## Goal
Type out the complete listing below word for word, without its pictures.

## Task data
-------------------------

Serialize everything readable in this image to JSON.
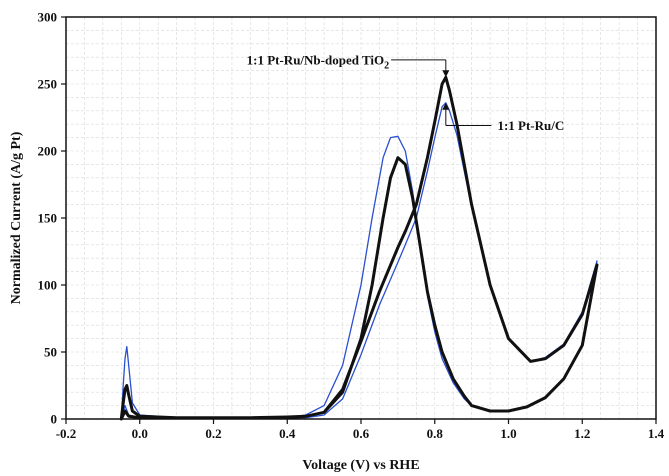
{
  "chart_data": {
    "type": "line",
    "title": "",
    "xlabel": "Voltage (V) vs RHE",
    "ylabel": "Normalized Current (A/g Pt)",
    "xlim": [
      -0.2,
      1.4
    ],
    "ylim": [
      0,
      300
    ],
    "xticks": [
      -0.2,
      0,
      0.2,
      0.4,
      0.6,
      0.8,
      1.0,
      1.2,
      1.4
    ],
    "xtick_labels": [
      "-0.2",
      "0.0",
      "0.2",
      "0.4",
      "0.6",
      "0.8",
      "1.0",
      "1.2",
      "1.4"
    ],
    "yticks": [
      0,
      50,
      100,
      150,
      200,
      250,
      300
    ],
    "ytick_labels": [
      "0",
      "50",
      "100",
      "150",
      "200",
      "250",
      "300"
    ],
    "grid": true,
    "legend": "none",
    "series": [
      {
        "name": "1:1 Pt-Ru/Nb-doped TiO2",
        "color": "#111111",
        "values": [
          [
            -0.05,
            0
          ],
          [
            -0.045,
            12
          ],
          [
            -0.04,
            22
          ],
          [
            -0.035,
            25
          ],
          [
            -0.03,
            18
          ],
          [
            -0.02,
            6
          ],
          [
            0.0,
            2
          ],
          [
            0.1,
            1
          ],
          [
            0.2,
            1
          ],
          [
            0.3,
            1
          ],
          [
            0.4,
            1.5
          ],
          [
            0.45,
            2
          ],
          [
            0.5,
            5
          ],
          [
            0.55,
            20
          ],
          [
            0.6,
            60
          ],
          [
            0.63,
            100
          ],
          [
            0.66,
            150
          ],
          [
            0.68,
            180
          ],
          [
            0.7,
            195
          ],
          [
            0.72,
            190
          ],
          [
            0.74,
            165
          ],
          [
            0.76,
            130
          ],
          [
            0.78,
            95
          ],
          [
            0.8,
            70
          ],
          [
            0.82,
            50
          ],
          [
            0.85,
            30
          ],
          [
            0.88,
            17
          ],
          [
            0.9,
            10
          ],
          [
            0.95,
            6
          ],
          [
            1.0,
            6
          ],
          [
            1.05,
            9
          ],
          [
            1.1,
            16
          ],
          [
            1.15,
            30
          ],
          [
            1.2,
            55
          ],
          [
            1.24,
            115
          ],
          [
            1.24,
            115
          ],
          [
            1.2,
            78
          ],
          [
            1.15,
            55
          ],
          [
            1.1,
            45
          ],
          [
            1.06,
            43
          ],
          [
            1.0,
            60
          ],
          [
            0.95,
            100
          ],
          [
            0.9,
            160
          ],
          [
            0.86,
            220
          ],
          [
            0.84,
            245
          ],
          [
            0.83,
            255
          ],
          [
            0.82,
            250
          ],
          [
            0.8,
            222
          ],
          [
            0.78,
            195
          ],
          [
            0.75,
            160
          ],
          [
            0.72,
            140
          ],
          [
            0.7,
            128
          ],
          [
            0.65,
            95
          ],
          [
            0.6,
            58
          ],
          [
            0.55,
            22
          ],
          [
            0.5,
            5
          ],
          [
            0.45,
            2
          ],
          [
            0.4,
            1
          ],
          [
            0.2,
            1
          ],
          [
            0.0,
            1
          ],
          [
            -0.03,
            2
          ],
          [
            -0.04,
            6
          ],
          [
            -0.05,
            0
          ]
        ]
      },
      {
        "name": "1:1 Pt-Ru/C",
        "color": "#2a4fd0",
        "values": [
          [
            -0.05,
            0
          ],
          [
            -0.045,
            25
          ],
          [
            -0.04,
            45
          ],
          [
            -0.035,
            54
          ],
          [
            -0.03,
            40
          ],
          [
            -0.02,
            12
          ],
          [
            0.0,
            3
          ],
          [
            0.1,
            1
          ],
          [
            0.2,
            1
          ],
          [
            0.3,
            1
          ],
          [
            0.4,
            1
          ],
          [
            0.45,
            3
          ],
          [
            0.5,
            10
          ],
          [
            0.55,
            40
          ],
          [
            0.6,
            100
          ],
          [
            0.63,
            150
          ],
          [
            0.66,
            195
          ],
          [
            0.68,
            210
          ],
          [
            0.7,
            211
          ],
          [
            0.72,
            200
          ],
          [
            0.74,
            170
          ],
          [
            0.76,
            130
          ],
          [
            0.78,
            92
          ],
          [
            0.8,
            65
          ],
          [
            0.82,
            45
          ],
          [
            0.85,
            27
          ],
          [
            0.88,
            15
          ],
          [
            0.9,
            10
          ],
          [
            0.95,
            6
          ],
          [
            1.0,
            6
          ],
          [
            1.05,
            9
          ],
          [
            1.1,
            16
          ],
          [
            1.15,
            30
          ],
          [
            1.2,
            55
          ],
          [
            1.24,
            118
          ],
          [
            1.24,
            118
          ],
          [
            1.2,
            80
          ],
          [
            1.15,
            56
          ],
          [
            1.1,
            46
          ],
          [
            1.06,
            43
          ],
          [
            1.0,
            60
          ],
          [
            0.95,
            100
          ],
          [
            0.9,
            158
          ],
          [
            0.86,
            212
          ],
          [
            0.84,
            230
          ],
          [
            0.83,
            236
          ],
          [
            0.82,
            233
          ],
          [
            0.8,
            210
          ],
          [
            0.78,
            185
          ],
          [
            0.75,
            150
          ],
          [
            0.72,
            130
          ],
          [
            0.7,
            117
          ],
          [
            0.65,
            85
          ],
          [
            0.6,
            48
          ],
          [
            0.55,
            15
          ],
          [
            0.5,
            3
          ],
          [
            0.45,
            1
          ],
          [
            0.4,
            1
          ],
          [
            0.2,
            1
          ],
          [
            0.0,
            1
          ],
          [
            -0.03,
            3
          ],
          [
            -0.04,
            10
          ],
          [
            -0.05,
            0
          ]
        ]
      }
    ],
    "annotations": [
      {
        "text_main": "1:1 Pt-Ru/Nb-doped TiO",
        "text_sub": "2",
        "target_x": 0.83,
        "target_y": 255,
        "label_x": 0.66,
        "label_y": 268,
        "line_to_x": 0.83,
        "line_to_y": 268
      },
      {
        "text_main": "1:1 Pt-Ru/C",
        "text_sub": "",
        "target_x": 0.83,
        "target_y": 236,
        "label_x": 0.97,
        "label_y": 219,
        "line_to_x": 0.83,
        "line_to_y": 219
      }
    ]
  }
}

-------------------------

## Answer to the problem
Serialize everything readable in this image to JSON.
{
  "chart_data": {
    "type": "line",
    "title": "",
    "xlabel": "Voltage (V) vs RHE",
    "ylabel": "Normalized Current (A/g Pt)",
    "xlim": [
      -0.2,
      1.4
    ],
    "ylim": [
      0,
      300
    ],
    "xticks": [
      -0.2,
      0,
      0.2,
      0.4,
      0.6,
      0.8,
      1.0,
      1.2,
      1.4
    ],
    "xtick_labels": [
      "-0.2",
      "0.0",
      "0.2",
      "0.4",
      "0.6",
      "0.8",
      "1.0",
      "1.2",
      "1.4"
    ],
    "yticks": [
      0,
      50,
      100,
      150,
      200,
      250,
      300
    ],
    "ytick_labels": [
      "0",
      "50",
      "100",
      "150",
      "200",
      "250",
      "300"
    ],
    "grid": true,
    "legend": "none",
    "series": [
      {
        "name": "1:1 Pt-Ru/Nb-doped TiO2",
        "color": "#111111",
        "values": [
          [
            -0.05,
            0
          ],
          [
            -0.045,
            12
          ],
          [
            -0.04,
            22
          ],
          [
            -0.035,
            25
          ],
          [
            -0.03,
            18
          ],
          [
            -0.02,
            6
          ],
          [
            0.0,
            2
          ],
          [
            0.1,
            1
          ],
          [
            0.2,
            1
          ],
          [
            0.3,
            1
          ],
          [
            0.4,
            1.5
          ],
          [
            0.45,
            2
          ],
          [
            0.5,
            5
          ],
          [
            0.55,
            20
          ],
          [
            0.6,
            60
          ],
          [
            0.63,
            100
          ],
          [
            0.66,
            150
          ],
          [
            0.68,
            180
          ],
          [
            0.7,
            195
          ],
          [
            0.72,
            190
          ],
          [
            0.74,
            165
          ],
          [
            0.76,
            130
          ],
          [
            0.78,
            95
          ],
          [
            0.8,
            70
          ],
          [
            0.82,
            50
          ],
          [
            0.85,
            30
          ],
          [
            0.88,
            17
          ],
          [
            0.9,
            10
          ],
          [
            0.95,
            6
          ],
          [
            1.0,
            6
          ],
          [
            1.05,
            9
          ],
          [
            1.1,
            16
          ],
          [
            1.15,
            30
          ],
          [
            1.2,
            55
          ],
          [
            1.24,
            115
          ],
          [
            1.24,
            115
          ],
          [
            1.2,
            78
          ],
          [
            1.15,
            55
          ],
          [
            1.1,
            45
          ],
          [
            1.06,
            43
          ],
          [
            1.0,
            60
          ],
          [
            0.95,
            100
          ],
          [
            0.9,
            160
          ],
          [
            0.86,
            220
          ],
          [
            0.84,
            245
          ],
          [
            0.83,
            255
          ],
          [
            0.82,
            250
          ],
          [
            0.8,
            222
          ],
          [
            0.78,
            195
          ],
          [
            0.75,
            160
          ],
          [
            0.72,
            140
          ],
          [
            0.7,
            128
          ],
          [
            0.65,
            95
          ],
          [
            0.6,
            58
          ],
          [
            0.55,
            22
          ],
          [
            0.5,
            5
          ],
          [
            0.45,
            2
          ],
          [
            0.4,
            1
          ],
          [
            0.2,
            1
          ],
          [
            0.0,
            1
          ],
          [
            -0.03,
            2
          ],
          [
            -0.04,
            6
          ],
          [
            -0.05,
            0
          ]
        ]
      },
      {
        "name": "1:1 Pt-Ru/C",
        "color": "#2a4fd0",
        "values": [
          [
            -0.05,
            0
          ],
          [
            -0.045,
            25
          ],
          [
            -0.04,
            45
          ],
          [
            -0.035,
            54
          ],
          [
            -0.03,
            40
          ],
          [
            -0.02,
            12
          ],
          [
            0.0,
            3
          ],
          [
            0.1,
            1
          ],
          [
            0.2,
            1
          ],
          [
            0.3,
            1
          ],
          [
            0.4,
            1
          ],
          [
            0.45,
            3
          ],
          [
            0.5,
            10
          ],
          [
            0.55,
            40
          ],
          [
            0.6,
            100
          ],
          [
            0.63,
            150
          ],
          [
            0.66,
            195
          ],
          [
            0.68,
            210
          ],
          [
            0.7,
            211
          ],
          [
            0.72,
            200
          ],
          [
            0.74,
            170
          ],
          [
            0.76,
            130
          ],
          [
            0.78,
            92
          ],
          [
            0.8,
            65
          ],
          [
            0.82,
            45
          ],
          [
            0.85,
            27
          ],
          [
            0.88,
            15
          ],
          [
            0.9,
            10
          ],
          [
            0.95,
            6
          ],
          [
            1.0,
            6
          ],
          [
            1.05,
            9
          ],
          [
            1.1,
            16
          ],
          [
            1.15,
            30
          ],
          [
            1.2,
            55
          ],
          [
            1.24,
            118
          ],
          [
            1.24,
            118
          ],
          [
            1.2,
            80
          ],
          [
            1.15,
            56
          ],
          [
            1.1,
            46
          ],
          [
            1.06,
            43
          ],
          [
            1.0,
            60
          ],
          [
            0.95,
            100
          ],
          [
            0.9,
            158
          ],
          [
            0.86,
            212
          ],
          [
            0.84,
            230
          ],
          [
            0.83,
            236
          ],
          [
            0.82,
            233
          ],
          [
            0.8,
            210
          ],
          [
            0.78,
            185
          ],
          [
            0.75,
            150
          ],
          [
            0.72,
            130
          ],
          [
            0.7,
            117
          ],
          [
            0.65,
            85
          ],
          [
            0.6,
            48
          ],
          [
            0.55,
            15
          ],
          [
            0.5,
            3
          ],
          [
            0.45,
            1
          ],
          [
            0.4,
            1
          ],
          [
            0.2,
            1
          ],
          [
            0.0,
            1
          ],
          [
            -0.03,
            3
          ],
          [
            -0.04,
            10
          ],
          [
            -0.05,
            0
          ]
        ]
      }
    ],
    "annotations": [
      {
        "text_main": "1:1 Pt-Ru/Nb-doped TiO",
        "text_sub": "2",
        "target_x": 0.83,
        "target_y": 255,
        "label_x": 0.66,
        "label_y": 268,
        "line_to_x": 0.83,
        "line_to_y": 268
      },
      {
        "text_main": "1:1 Pt-Ru/C",
        "text_sub": "",
        "target_x": 0.83,
        "target_y": 236,
        "label_x": 0.97,
        "label_y": 219,
        "line_to_x": 0.83,
        "line_to_y": 219
      }
    ]
  }
}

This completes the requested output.